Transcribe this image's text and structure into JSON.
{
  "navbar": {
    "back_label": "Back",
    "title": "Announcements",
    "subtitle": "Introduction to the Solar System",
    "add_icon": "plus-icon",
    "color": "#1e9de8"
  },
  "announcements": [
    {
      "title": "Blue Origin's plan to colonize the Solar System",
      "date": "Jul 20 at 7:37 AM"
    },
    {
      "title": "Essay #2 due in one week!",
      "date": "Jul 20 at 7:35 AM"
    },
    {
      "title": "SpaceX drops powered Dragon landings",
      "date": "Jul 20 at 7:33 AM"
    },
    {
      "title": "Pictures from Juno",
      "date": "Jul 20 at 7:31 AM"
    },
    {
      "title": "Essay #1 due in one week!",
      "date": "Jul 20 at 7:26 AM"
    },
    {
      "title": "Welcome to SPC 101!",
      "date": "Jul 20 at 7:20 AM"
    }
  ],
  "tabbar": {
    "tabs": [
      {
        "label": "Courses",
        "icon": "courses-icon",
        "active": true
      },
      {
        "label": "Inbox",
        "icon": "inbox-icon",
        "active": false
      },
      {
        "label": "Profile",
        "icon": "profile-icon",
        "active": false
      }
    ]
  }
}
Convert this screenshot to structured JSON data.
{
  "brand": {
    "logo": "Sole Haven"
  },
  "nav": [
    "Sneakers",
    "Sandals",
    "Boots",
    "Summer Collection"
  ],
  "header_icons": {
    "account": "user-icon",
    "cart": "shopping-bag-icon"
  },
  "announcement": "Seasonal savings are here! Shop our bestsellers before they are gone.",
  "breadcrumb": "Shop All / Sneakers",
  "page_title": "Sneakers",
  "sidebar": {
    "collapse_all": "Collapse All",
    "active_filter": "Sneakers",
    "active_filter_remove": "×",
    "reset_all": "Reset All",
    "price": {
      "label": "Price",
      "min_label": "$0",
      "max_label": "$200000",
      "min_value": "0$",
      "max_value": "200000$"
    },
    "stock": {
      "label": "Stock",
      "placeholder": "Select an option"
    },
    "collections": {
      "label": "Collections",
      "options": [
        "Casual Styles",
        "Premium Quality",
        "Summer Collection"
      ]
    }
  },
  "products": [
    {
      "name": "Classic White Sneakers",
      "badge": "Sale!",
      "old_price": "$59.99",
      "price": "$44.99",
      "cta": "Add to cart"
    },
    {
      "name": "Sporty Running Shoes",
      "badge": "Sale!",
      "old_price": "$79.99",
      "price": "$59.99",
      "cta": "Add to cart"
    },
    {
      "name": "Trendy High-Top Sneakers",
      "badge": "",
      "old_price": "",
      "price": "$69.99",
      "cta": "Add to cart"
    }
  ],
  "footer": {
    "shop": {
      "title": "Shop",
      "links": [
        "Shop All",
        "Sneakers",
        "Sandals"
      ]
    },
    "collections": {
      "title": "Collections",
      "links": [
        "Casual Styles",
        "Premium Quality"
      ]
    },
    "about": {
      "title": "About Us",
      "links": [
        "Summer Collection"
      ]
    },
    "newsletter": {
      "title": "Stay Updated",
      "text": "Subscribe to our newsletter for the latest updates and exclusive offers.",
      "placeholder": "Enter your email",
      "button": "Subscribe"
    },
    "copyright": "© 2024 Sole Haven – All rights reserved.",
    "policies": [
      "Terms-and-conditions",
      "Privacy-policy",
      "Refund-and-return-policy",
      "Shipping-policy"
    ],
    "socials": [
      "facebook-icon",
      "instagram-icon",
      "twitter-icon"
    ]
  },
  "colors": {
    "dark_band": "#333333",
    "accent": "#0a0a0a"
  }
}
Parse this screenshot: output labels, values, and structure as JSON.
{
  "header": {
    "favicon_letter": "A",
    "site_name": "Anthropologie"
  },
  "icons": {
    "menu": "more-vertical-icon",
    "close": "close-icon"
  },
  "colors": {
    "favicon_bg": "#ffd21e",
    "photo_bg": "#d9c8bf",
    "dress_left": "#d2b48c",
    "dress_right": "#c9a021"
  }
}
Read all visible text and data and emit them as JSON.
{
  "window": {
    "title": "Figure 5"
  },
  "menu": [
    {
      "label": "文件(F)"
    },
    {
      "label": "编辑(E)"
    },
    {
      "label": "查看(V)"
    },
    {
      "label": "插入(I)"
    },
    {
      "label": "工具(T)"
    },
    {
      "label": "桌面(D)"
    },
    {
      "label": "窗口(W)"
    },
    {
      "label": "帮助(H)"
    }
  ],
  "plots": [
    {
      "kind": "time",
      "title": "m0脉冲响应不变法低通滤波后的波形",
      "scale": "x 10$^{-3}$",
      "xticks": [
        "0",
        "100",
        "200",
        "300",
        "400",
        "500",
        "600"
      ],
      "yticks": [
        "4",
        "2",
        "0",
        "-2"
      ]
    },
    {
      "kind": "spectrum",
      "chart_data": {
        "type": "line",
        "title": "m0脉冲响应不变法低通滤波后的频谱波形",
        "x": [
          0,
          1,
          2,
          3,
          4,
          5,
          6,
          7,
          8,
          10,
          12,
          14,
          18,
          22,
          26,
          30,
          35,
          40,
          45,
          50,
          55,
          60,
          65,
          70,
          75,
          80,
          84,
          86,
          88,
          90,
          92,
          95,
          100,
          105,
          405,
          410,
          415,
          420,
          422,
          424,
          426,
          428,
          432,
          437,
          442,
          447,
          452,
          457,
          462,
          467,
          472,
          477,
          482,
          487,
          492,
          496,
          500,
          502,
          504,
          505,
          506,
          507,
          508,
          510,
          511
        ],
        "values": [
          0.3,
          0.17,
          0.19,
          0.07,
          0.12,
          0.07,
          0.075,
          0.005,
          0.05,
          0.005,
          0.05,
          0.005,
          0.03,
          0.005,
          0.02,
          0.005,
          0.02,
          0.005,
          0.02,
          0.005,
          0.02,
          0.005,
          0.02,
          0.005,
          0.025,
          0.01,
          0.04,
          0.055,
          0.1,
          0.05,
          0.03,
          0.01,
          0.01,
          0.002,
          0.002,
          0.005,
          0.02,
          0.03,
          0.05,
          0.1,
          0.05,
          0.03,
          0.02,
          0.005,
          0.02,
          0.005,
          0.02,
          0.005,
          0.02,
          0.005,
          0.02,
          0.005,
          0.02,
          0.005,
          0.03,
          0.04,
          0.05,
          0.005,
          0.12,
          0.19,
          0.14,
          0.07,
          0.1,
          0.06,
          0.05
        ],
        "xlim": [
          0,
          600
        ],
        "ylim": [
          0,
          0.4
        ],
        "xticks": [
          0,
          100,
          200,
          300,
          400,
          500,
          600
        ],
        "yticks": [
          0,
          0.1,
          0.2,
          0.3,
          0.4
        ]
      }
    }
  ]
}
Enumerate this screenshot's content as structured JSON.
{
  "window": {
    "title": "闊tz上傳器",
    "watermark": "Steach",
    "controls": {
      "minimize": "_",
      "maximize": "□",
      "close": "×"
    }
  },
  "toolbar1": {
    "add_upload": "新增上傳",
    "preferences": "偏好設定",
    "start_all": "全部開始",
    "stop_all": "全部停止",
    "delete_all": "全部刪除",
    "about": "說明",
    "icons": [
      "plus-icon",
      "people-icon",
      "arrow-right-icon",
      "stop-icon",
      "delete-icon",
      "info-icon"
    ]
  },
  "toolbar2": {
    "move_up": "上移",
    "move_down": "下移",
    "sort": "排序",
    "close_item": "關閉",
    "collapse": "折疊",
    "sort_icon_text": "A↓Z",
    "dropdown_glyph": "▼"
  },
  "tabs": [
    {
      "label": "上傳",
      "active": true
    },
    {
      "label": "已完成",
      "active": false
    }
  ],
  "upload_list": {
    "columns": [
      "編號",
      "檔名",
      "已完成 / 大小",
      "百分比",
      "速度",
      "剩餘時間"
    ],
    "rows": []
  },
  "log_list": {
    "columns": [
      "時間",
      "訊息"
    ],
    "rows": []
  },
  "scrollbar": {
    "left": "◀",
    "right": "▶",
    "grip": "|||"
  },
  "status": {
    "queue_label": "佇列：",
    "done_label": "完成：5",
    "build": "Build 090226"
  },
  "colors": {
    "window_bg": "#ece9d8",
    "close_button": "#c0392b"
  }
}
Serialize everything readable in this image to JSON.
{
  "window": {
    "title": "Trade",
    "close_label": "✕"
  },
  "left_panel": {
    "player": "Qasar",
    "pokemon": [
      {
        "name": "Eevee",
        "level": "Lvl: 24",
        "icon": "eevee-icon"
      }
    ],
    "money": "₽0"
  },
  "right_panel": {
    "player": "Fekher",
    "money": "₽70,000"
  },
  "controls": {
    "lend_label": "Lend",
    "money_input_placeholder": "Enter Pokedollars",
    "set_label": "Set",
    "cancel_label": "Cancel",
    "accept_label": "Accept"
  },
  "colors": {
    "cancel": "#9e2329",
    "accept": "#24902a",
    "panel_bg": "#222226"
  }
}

# # # # #

Write out, word for word, every line from the one containing "Serialize everything readable" through the last line of the records above.

Serialize everything readable in this image to JSON.
{
  "window": {
    "title": "Trade",
    "close_label": "✕"
  },
  "left_panel": {
    "player": "Qasar",
    "pokemon": [
      {
        "name": "Eevee",
        "level": "Lvl: 24",
        "icon": "eevee-icon"
      }
    ],
    "money": "₽0"
  },
  "right_panel": {
    "player": "Fekher",
    "money": "₽70,000"
  },
  "controls": {
    "lend_label": "Lend",
    "money_input_placeholder": "Enter Pokedollars",
    "set_label": "Set",
    "cancel_label": "Cancel",
    "accept_label": "Accept"
  },
  "colors": {
    "cancel": "#9e2329",
    "accept": "#24902a",
    "panel_bg": "#222226"
  }
}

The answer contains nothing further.